== Input rows ==

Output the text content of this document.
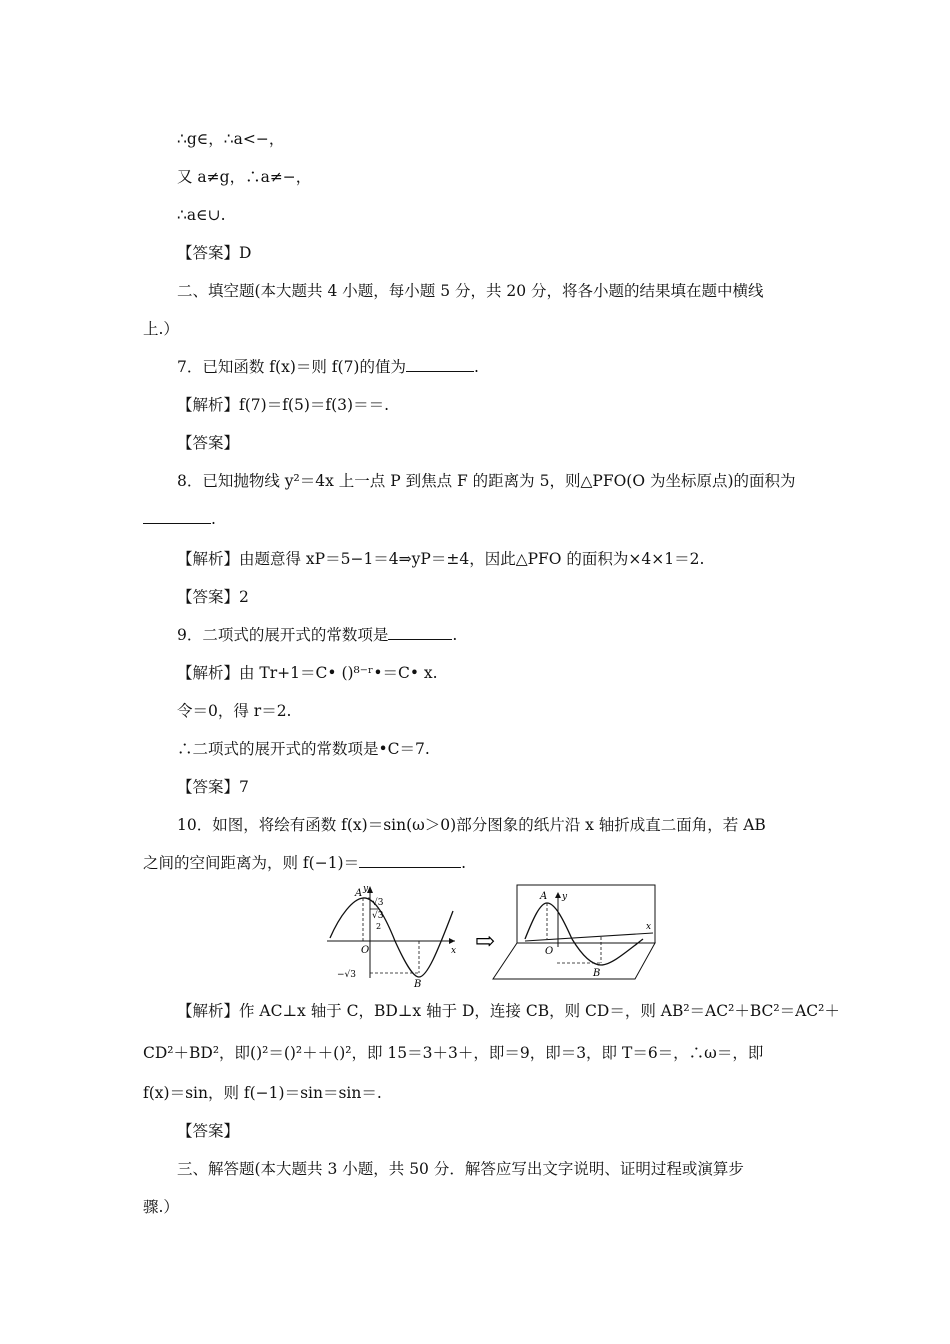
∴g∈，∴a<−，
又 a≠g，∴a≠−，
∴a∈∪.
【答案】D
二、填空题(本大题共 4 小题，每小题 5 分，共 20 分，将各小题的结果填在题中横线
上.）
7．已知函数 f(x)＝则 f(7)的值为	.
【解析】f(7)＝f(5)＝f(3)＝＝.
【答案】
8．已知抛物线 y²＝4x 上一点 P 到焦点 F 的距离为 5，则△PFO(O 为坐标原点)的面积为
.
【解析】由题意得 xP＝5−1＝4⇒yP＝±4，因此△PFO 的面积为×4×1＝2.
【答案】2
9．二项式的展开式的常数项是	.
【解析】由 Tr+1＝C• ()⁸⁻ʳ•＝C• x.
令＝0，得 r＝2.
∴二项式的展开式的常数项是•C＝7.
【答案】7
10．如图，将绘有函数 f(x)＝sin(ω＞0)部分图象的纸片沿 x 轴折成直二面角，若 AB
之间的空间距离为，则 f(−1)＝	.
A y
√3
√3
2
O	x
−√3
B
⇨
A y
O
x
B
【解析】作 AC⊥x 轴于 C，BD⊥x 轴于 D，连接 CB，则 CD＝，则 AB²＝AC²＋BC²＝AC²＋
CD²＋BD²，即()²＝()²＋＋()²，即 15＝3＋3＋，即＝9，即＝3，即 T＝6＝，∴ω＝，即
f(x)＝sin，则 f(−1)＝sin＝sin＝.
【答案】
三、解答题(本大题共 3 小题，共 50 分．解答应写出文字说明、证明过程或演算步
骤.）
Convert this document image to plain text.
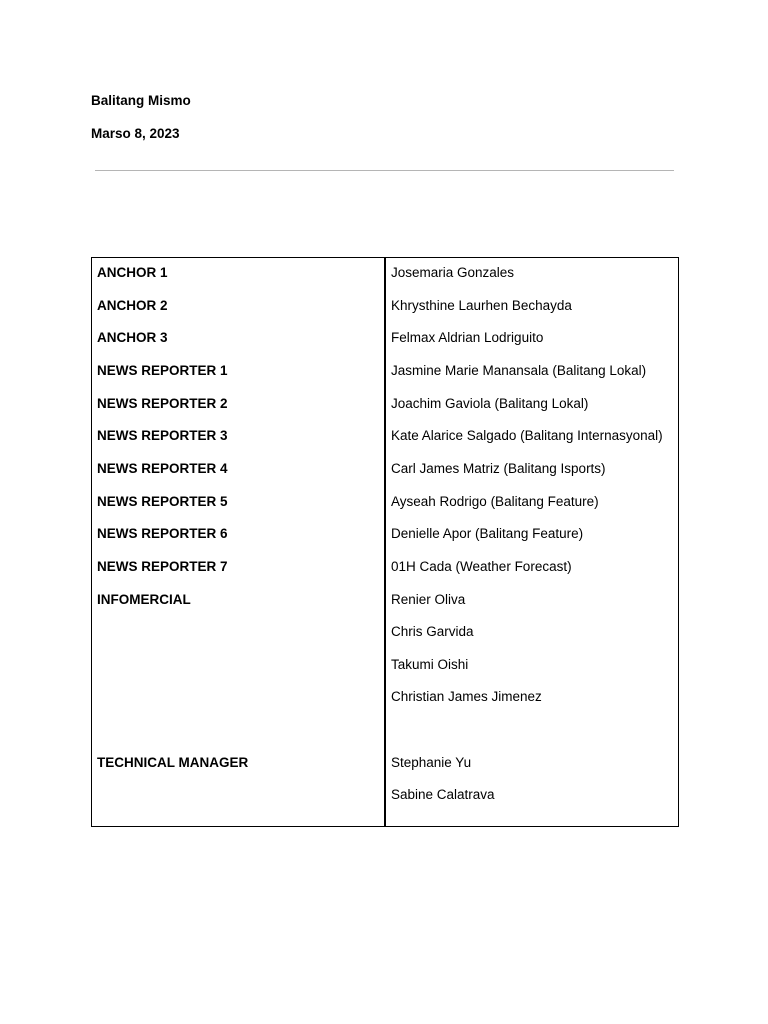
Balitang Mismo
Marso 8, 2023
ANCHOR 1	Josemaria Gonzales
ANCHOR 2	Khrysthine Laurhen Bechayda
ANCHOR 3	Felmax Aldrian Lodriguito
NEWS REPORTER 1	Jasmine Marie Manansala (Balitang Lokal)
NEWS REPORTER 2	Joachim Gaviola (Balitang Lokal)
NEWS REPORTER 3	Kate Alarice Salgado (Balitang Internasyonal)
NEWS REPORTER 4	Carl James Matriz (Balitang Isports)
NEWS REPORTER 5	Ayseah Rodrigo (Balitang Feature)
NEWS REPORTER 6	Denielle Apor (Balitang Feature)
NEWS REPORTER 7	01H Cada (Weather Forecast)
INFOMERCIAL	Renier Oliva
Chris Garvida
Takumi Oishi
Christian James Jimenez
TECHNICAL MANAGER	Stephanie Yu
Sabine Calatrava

===

Print all of the entries word for word. Skip any images they contain.

=== Output of the exercise ===
Output the text content of this document.
∴g∈，∴a<−，
又 a≠g，∴a≠−，
∴a∈∪.
【答案】D
二、填空题(本大题共 4 小题，每小题 5 分，共 20 分，将各小题的结果填在题中横线
上.）
7．已知函数 f(x)＝则 f(7)的值为	.
【解析】f(7)＝f(5)＝f(3)＝＝.
【答案】
8．已知抛物线 y²＝4x 上一点 P 到焦点 F 的距离为 5，则△PFO(O 为坐标原点)的面积为
.
【解析】由题意得 xP＝5−1＝4⇒yP＝±4，因此△PFO 的面积为×4×1＝2.
【答案】2
9．二项式的展开式的常数项是	.
【解析】由 Tr+1＝C• ()⁸⁻ʳ•＝C• x.
令＝0，得 r＝2.
∴二项式的展开式的常数项是•C＝7.
【答案】7
10．如图，将绘有函数 f(x)＝sin(ω＞0)部分图象的纸片沿 x 轴折成直二面角，若 AB
之间的空间距离为，则 f(−1)＝	.
A y
√3
√3
2
O	x
−√3
B
⇨
A y
O
x
B
【解析】作 AC⊥x 轴于 C，BD⊥x 轴于 D，连接 CB，则 CD＝，则 AB²＝AC²＋BC²＝AC²＋
CD²＋BD²，即()²＝()²＋＋()²，即 15＝3＋3＋，即＝9，即＝3，即 T＝6＝，∴ω＝，即
f(x)＝sin，则 f(−1)＝sin＝sin＝.
【答案】
三、解答题(本大题共 3 小题，共 50 分．解答应写出文字说明、证明过程或演算步
骤.）
Convert this document image to plain text.
Balitang Mismo
Marso 8, 2023
ANCHOR 1	Josemaria Gonzales
ANCHOR 2	Khrysthine Laurhen Bechayda
ANCHOR 3	Felmax Aldrian Lodriguito
NEWS REPORTER 1	Jasmine Marie Manansala (Balitang Lokal)
NEWS REPORTER 2	Joachim Gaviola (Balitang Lokal)
NEWS REPORTER 3	Kate Alarice Salgado (Balitang Internasyonal)
NEWS REPORTER 4	Carl James Matriz (Balitang Isports)
NEWS REPORTER 5	Ayseah Rodrigo (Balitang Feature)
NEWS REPORTER 6	Denielle Apor (Balitang Feature)
NEWS REPORTER 7	01H Cada (Weather Forecast)
INFOMERCIAL	Renier Oliva
Chris Garvida
Takumi Oishi
Christian James Jimenez
TECHNICAL MANAGER	Stephanie Yu
Sabine Calatrava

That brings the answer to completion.